- [Short problem]: Go through the entries below and retype them exactly, omitting each picture.

- [Data shown]:
"""

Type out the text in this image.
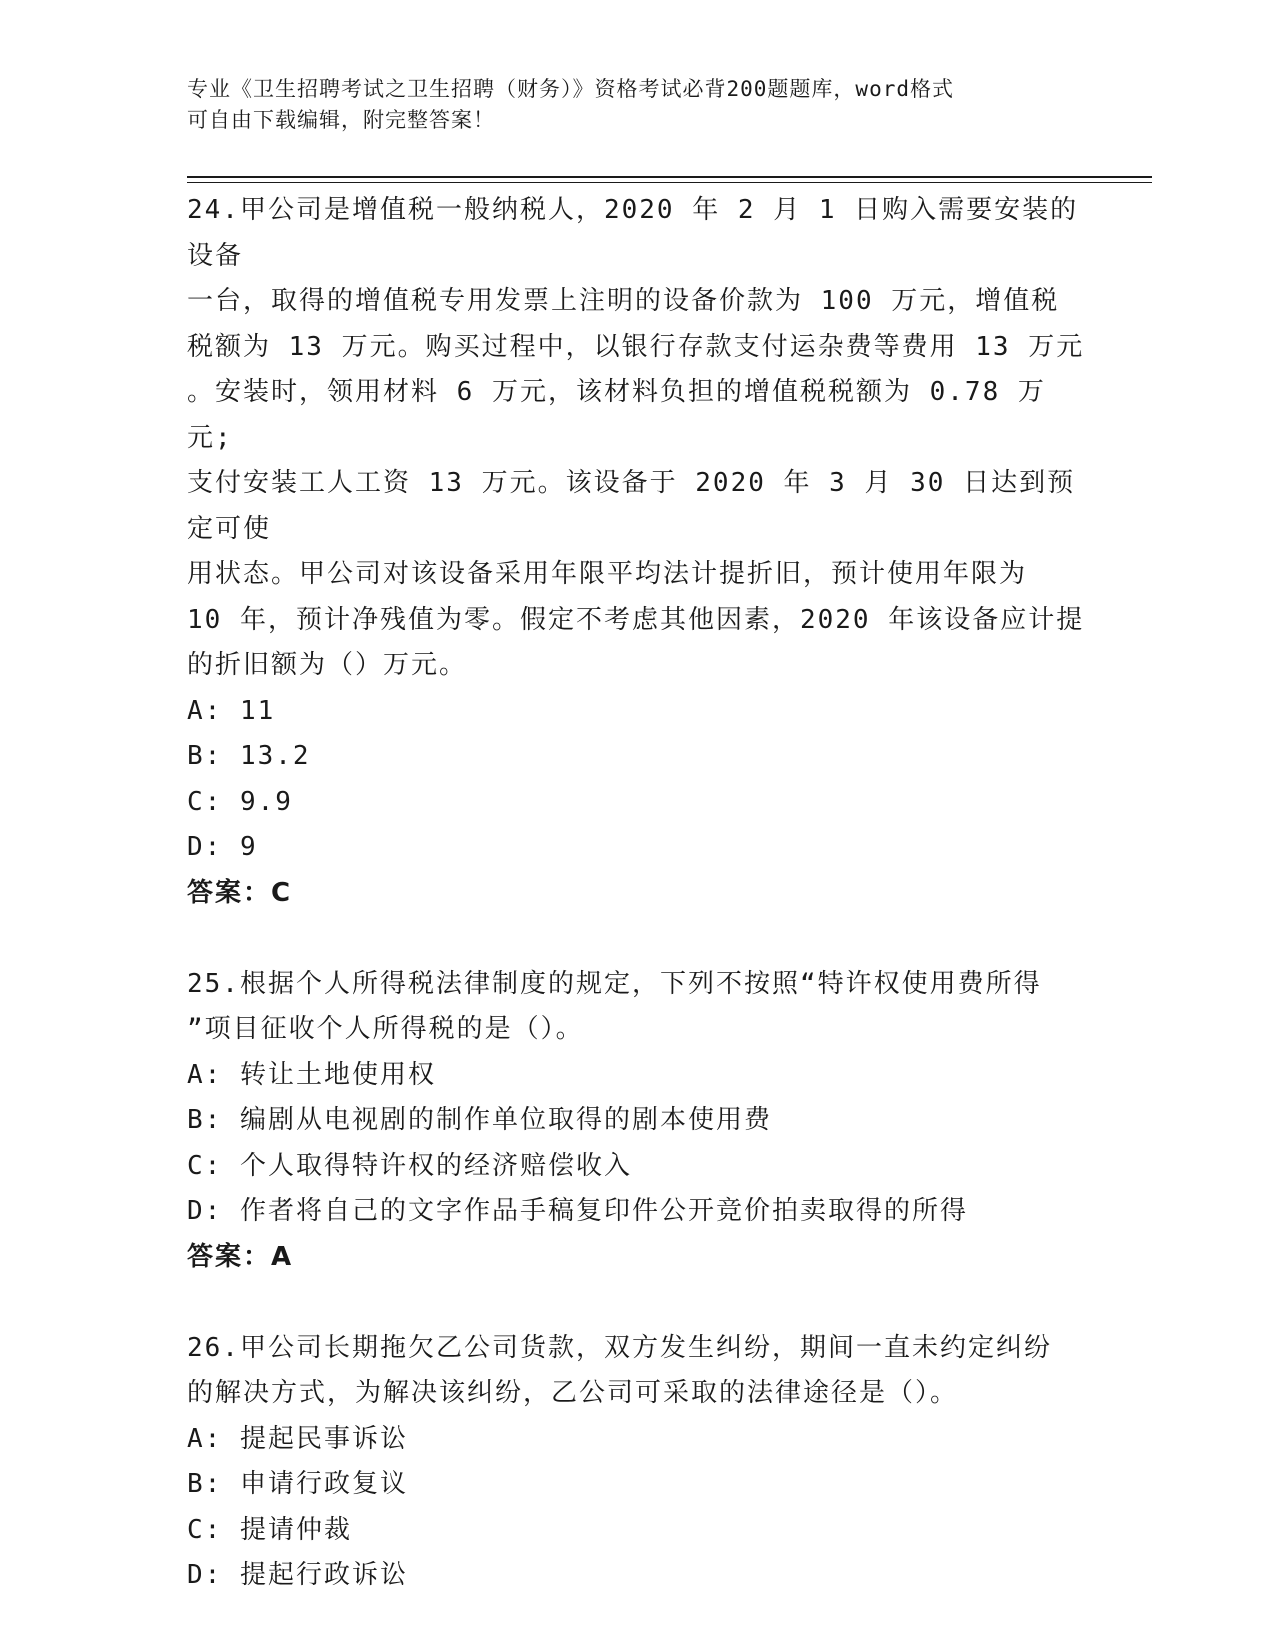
专业《卫生招聘考试之卫生招聘（财务）》资格考试必背200题题库，word格式
可自由下载编辑，附完整答案！

24.甲公司是增值税一般纳税人，2020 年 2 月 1 日购入需要安装的设备

一台，取得的增值税专用发票上注明的设备价款为 100 万元，增值税

税额为 13 万元。购买过程中，以银行存款支付运杂费等费用 13 万元

。安装时，领用材料 6 万元，该材料负担的增值税税额为 0.78 万元;

支付安装工人工资 13 万元。该设备于 2020 年 3 月 30 日达到预定可使

用状态。甲公司对该设备采用年限平均法计提折旧，预计使用年限为

10 年，预计净残值为零。假定不考虑其他因素，2020 年该设备应计提

的折旧额为（）万元。

A: 11

B: 13.2

C: 9.9

D: 9

答案：C

25.根据个人所得税法律制度的规定，下列不按照“特许权使用费所得

”项目征收个人所得税的是（）。

A: 转让土地使用权

B: 编剧从电视剧的制作单位取得的剧本使用费

C: 个人取得特许权的经济赔偿收入

D: 作者将自己的文字作品手稿复印件公开竞价拍卖取得的所得

答案：A

26.甲公司长期拖欠乙公司货款，双方发生纠纷，期间一直未约定纠纷

的解决方式，为解决该纠纷，乙公司可采取的法律途径是（）。

A: 提起民事诉讼

B: 申请行政复议

C: 提请仲裁

D: 提起行政诉讼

"""

- [Result]:
Type out the text in this image.
专业《卫生招聘考试之卫生招聘（财务）》资格考试必背200题题库，word格式
可自由下载编辑，附完整答案！

24.甲公司是增值税一般纳税人，2020 年 2 月 1 日购入需要安装的设备

一台，取得的增值税专用发票上注明的设备价款为 100 万元，增值税

税额为 13 万元。购买过程中，以银行存款支付运杂费等费用 13 万元

。安装时，领用材料 6 万元，该材料负担的增值税税额为 0.78 万元;

支付安装工人工资 13 万元。该设备于 2020 年 3 月 30 日达到预定可使

用状态。甲公司对该设备采用年限平均法计提折旧，预计使用年限为

10 年，预计净残值为零。假定不考虑其他因素，2020 年该设备应计提

的折旧额为（）万元。

A: 11

B: 13.2

C: 9.9

D: 9

答案：C

25.根据个人所得税法律制度的规定，下列不按照“特许权使用费所得

”项目征收个人所得税的是（）。

A: 转让土地使用权

B: 编剧从电视剧的制作单位取得的剧本使用费

C: 个人取得特许权的经济赔偿收入

D: 作者将自己的文字作品手稿复印件公开竞价拍卖取得的所得

答案：A

26.甲公司长期拖欠乙公司货款，双方发生纠纷，期间一直未约定纠纷

的解决方式，为解决该纠纷，乙公司可采取的法律途径是（）。

A: 提起民事诉讼

B: 申请行政复议

C: 提请仲裁

D: 提起行政诉讼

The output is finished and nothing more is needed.